Instructions for the task: Scan the lines and state how many carry "handle". Leave out everything but the number.
━━ Stored data ━━
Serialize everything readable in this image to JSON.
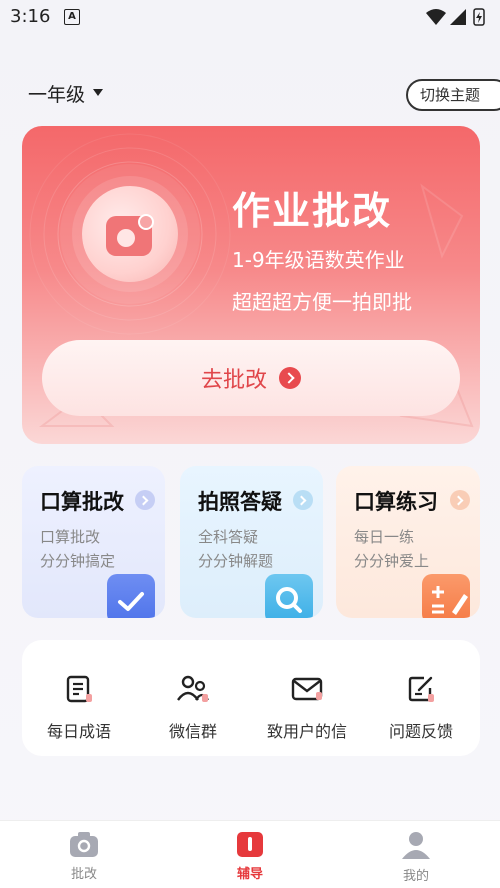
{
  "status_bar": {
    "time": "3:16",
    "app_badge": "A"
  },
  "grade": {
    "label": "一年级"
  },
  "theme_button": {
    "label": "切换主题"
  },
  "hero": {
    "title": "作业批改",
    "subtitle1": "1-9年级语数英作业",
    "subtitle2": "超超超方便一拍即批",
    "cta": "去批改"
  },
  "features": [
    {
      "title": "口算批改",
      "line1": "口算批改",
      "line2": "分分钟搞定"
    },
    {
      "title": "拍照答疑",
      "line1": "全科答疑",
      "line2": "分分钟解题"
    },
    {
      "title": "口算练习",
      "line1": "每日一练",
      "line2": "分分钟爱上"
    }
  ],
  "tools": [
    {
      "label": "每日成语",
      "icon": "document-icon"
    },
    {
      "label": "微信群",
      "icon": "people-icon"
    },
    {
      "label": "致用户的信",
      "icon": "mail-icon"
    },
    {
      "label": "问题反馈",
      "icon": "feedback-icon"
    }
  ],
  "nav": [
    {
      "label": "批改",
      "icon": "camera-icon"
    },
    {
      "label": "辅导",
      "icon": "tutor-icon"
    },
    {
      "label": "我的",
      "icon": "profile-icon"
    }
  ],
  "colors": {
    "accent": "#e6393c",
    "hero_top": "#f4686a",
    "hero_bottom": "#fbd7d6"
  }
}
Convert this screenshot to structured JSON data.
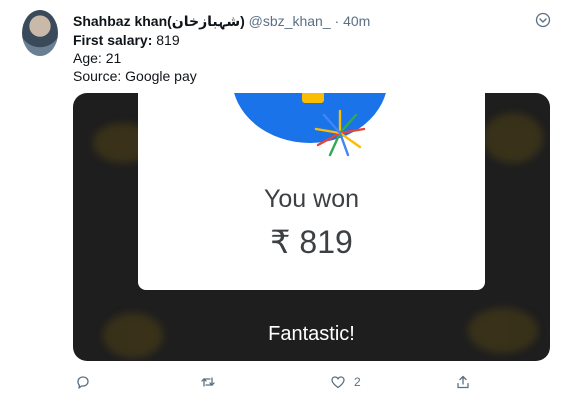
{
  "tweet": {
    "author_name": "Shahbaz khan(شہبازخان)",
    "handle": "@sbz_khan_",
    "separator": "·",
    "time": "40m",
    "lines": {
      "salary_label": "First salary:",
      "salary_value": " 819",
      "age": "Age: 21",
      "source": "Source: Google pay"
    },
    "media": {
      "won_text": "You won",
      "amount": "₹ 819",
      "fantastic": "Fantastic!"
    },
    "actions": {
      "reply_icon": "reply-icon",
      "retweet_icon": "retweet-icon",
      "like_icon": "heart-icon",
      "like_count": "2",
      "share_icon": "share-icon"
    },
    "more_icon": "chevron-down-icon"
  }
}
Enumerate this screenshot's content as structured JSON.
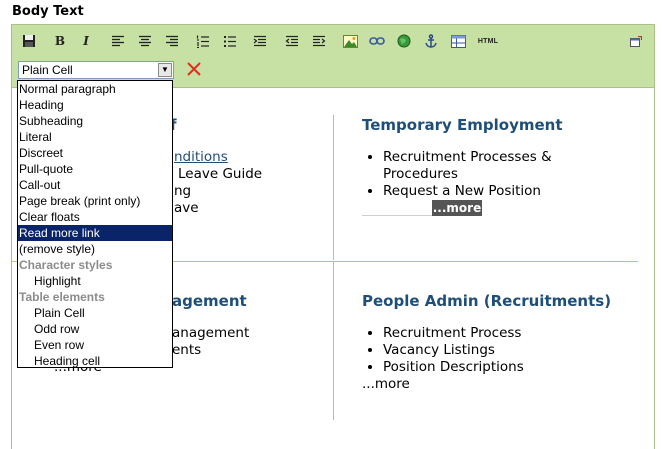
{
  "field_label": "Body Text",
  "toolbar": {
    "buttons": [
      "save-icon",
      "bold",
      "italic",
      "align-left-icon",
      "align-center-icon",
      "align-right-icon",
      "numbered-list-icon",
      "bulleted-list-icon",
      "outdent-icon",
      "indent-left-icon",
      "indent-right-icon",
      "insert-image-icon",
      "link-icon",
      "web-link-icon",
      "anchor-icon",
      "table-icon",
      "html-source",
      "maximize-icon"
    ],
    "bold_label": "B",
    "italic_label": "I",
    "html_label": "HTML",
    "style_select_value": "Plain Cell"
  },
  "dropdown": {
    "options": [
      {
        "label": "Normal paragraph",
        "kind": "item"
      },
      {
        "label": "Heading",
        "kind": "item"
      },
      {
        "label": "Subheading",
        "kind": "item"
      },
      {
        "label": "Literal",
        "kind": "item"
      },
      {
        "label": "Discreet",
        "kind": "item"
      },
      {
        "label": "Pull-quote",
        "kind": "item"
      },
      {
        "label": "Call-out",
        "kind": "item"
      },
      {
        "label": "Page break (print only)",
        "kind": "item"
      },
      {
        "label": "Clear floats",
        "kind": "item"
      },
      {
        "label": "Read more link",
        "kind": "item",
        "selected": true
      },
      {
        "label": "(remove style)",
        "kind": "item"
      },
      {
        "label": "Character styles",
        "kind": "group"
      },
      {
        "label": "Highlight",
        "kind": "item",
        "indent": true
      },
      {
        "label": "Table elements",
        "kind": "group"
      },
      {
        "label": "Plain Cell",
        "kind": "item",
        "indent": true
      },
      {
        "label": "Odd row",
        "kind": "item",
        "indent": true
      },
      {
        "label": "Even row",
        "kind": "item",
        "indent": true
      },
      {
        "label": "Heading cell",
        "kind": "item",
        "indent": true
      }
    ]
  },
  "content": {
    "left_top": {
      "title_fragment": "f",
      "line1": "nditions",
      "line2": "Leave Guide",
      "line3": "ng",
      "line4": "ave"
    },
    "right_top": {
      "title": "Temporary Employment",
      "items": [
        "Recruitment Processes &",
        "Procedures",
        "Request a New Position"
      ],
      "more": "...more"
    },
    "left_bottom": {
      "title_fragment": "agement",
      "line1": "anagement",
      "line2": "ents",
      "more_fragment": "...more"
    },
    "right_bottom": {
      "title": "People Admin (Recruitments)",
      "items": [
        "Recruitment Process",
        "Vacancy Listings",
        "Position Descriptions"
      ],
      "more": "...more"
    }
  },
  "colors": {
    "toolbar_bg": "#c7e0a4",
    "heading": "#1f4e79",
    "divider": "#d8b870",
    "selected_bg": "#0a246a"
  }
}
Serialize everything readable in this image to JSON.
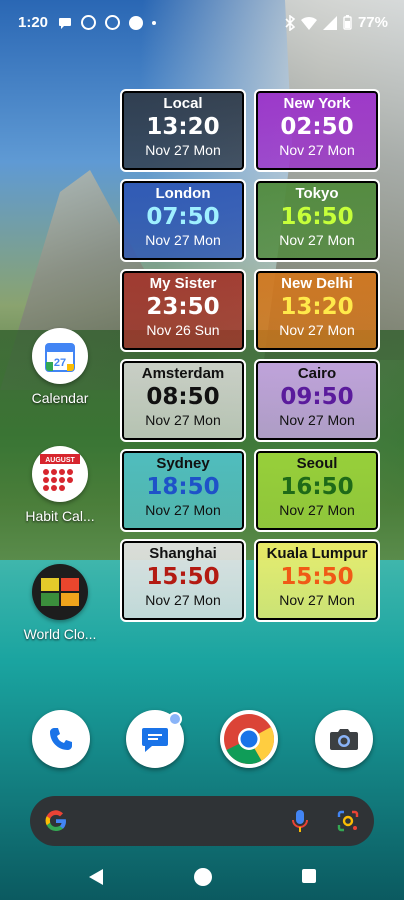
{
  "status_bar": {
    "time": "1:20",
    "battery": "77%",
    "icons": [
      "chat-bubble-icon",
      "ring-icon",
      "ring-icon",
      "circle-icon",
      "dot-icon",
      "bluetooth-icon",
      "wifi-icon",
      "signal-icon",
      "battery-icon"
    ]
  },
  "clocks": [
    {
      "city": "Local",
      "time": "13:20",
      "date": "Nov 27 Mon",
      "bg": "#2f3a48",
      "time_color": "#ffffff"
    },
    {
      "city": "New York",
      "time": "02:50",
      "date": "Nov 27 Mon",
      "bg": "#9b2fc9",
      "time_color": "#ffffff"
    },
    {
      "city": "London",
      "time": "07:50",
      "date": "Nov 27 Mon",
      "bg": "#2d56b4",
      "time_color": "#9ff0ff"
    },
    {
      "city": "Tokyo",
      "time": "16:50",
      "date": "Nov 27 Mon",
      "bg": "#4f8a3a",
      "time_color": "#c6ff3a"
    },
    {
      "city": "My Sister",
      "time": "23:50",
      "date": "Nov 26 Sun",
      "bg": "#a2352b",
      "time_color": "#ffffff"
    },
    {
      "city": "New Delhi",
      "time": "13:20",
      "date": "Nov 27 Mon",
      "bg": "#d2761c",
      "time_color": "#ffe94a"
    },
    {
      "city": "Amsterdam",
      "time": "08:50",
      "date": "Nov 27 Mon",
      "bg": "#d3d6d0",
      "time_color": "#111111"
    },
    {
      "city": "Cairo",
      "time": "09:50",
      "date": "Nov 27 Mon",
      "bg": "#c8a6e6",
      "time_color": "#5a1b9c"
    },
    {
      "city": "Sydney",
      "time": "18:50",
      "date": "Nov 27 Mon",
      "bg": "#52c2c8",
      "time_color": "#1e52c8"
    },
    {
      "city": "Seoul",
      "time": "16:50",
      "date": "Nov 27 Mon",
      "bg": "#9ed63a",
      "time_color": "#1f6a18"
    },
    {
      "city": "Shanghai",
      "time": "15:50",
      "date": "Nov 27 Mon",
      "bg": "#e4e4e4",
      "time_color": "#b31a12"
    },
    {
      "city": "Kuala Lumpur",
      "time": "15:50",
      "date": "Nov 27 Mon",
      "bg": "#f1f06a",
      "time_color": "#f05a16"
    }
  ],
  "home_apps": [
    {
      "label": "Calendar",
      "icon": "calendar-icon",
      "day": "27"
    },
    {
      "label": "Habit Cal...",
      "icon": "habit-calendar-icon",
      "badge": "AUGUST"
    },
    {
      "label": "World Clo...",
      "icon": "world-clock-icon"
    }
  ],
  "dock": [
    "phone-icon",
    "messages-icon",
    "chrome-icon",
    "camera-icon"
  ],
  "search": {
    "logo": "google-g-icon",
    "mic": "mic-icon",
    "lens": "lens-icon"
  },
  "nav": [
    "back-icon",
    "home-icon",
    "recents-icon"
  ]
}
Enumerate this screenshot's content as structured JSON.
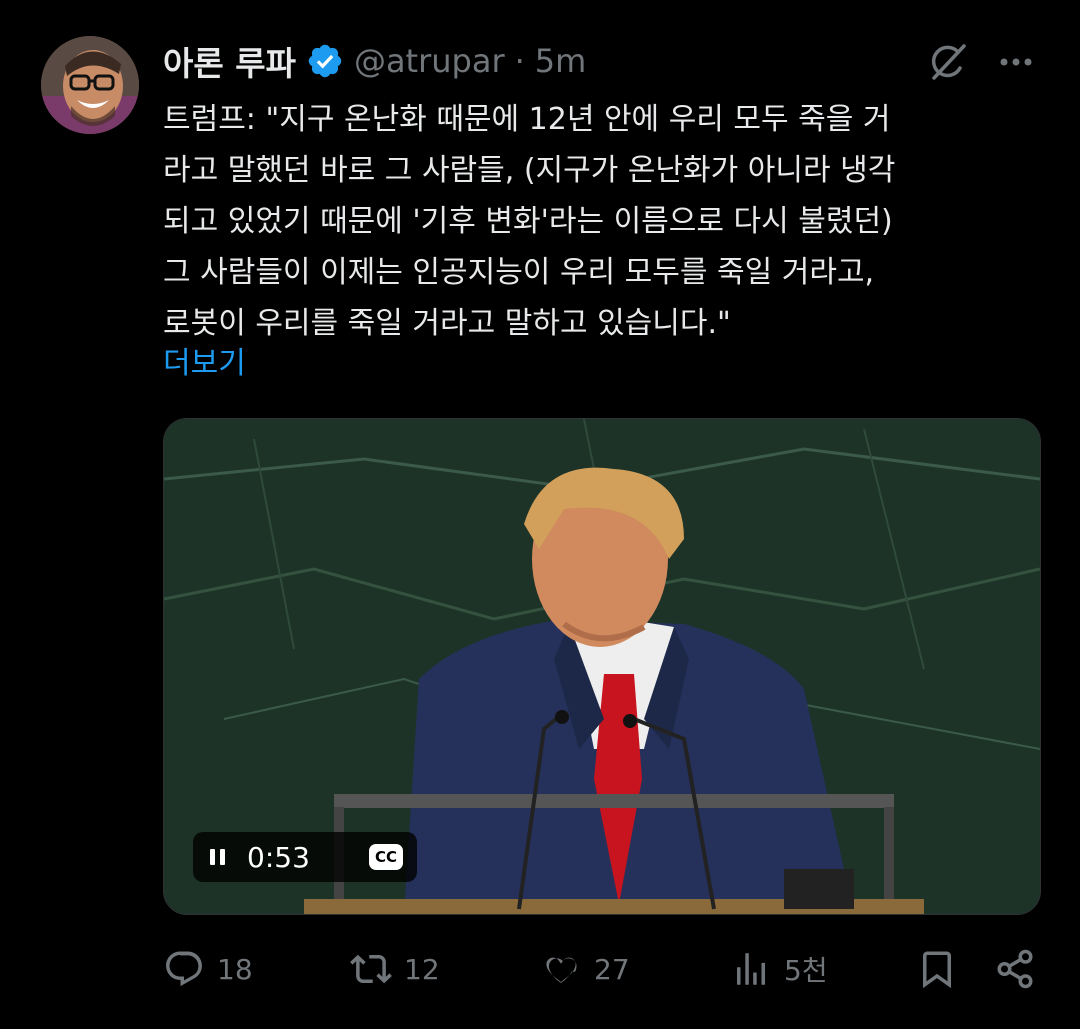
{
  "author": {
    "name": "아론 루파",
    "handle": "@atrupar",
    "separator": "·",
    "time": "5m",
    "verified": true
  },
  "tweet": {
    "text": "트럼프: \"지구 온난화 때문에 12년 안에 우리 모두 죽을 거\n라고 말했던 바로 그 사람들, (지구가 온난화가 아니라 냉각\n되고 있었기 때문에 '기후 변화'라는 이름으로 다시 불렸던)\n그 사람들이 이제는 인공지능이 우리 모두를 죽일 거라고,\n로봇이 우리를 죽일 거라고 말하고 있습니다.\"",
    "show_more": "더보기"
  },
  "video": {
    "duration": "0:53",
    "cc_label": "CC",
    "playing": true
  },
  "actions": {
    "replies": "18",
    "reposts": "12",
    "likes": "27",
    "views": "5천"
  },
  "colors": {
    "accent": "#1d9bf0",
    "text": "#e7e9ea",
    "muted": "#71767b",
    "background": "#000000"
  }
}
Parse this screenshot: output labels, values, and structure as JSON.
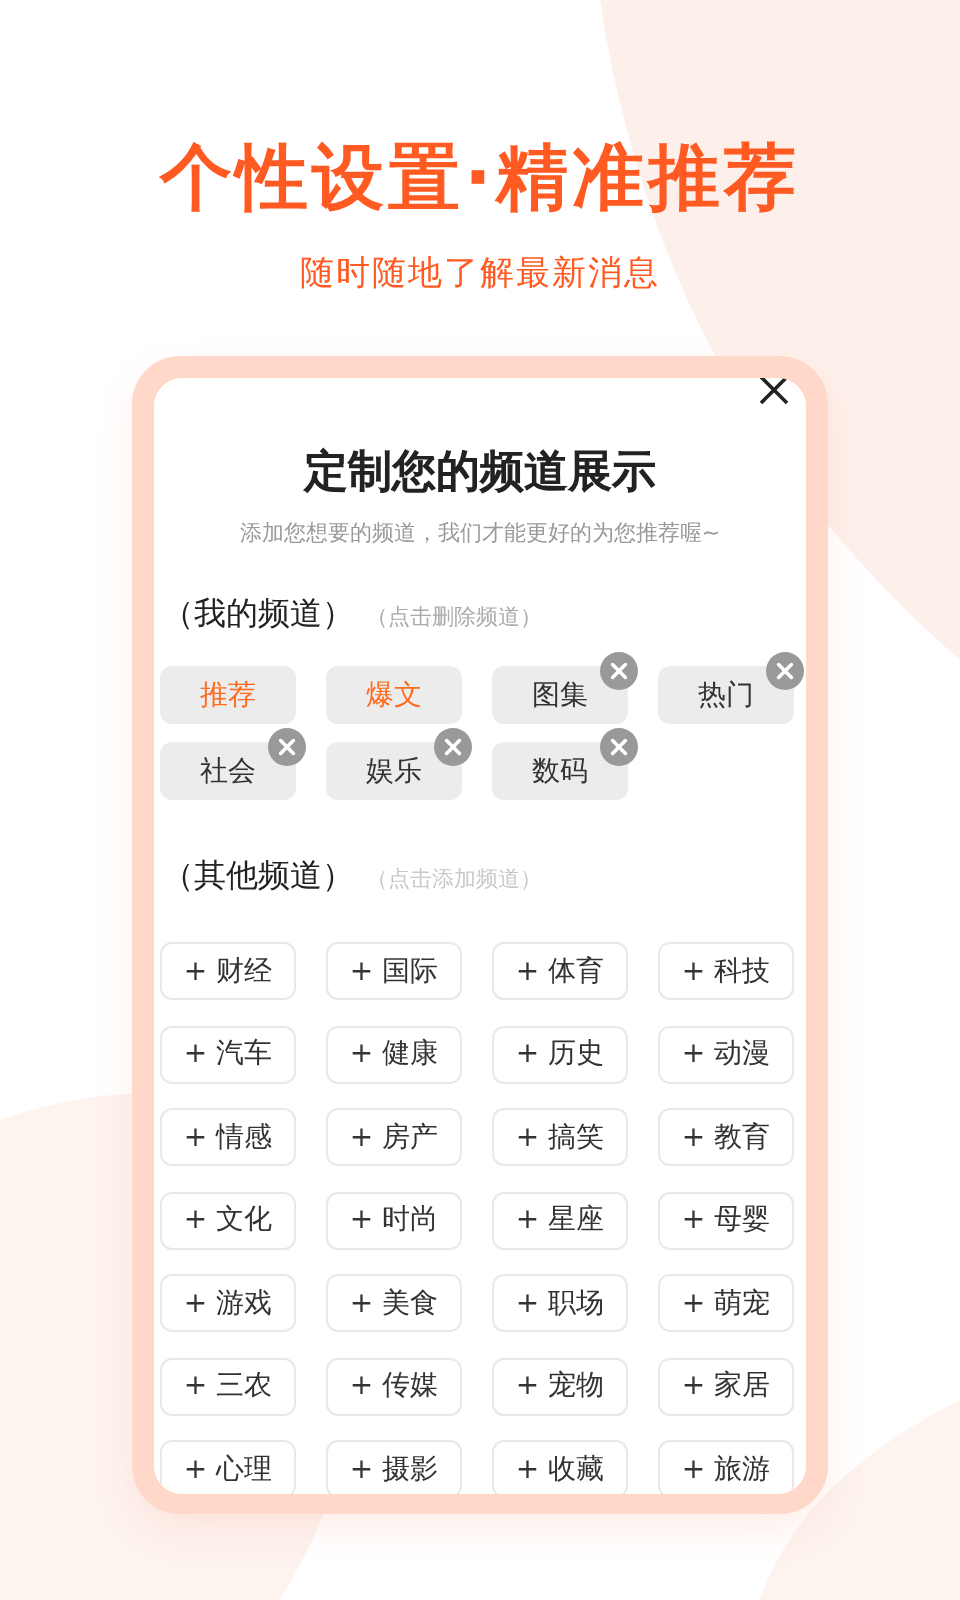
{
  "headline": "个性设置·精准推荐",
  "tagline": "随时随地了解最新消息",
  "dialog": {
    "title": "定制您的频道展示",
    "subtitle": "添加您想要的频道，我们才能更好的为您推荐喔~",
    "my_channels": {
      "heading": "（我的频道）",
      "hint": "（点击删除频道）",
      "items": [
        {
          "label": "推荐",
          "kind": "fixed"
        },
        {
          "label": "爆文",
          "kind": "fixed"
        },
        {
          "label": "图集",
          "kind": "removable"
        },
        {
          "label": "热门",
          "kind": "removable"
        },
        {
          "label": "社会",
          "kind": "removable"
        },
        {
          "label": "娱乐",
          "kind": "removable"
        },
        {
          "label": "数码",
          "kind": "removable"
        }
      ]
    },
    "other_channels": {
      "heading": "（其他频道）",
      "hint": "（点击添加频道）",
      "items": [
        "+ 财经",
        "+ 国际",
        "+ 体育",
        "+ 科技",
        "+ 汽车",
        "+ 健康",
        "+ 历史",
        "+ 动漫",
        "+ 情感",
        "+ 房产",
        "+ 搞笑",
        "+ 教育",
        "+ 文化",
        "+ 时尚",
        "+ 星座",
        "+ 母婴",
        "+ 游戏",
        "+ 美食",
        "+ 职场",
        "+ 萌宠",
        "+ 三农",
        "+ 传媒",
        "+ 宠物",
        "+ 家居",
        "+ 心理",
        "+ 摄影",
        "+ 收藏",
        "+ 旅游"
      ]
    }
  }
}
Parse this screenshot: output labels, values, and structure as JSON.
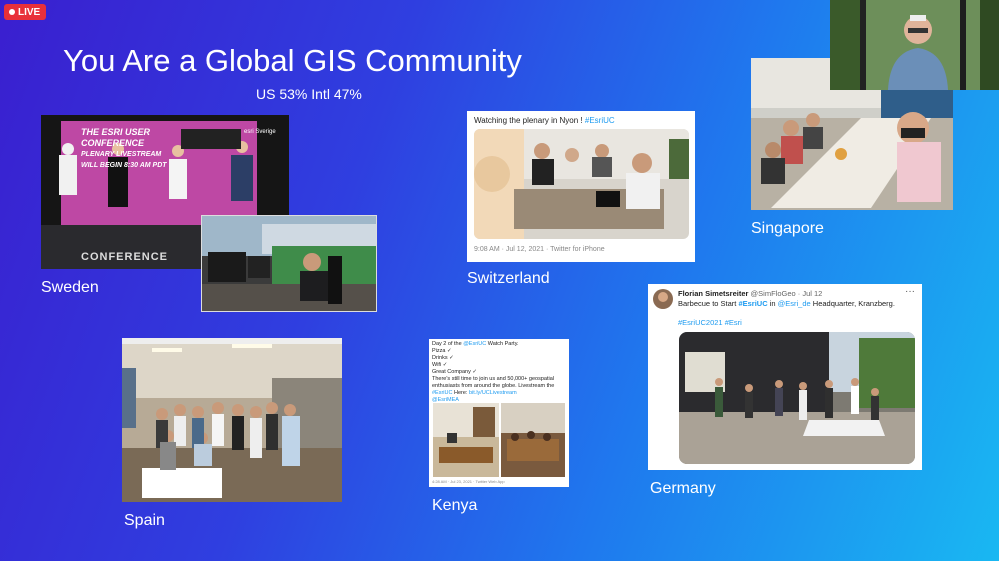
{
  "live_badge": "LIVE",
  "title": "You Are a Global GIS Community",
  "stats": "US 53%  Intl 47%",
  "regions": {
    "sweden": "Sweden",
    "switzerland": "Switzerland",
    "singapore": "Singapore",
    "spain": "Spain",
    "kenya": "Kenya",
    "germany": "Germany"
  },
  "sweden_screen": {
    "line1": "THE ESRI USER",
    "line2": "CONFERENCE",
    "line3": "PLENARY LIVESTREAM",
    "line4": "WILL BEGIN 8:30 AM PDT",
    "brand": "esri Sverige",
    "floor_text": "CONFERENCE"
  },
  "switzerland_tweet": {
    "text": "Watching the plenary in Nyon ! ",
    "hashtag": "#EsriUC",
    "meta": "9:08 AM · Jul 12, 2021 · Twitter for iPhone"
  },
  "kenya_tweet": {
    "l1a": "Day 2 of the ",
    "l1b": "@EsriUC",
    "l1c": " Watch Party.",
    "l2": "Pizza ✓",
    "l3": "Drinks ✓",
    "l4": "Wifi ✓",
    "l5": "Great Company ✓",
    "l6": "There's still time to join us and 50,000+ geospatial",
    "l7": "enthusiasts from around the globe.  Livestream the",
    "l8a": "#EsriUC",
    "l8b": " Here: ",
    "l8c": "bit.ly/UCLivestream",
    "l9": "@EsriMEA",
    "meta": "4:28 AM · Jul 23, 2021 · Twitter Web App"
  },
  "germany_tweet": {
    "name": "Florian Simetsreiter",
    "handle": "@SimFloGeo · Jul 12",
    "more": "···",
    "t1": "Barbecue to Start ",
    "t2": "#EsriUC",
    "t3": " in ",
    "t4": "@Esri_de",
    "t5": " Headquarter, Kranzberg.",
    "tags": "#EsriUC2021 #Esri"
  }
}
━━━
Exercise solution: 3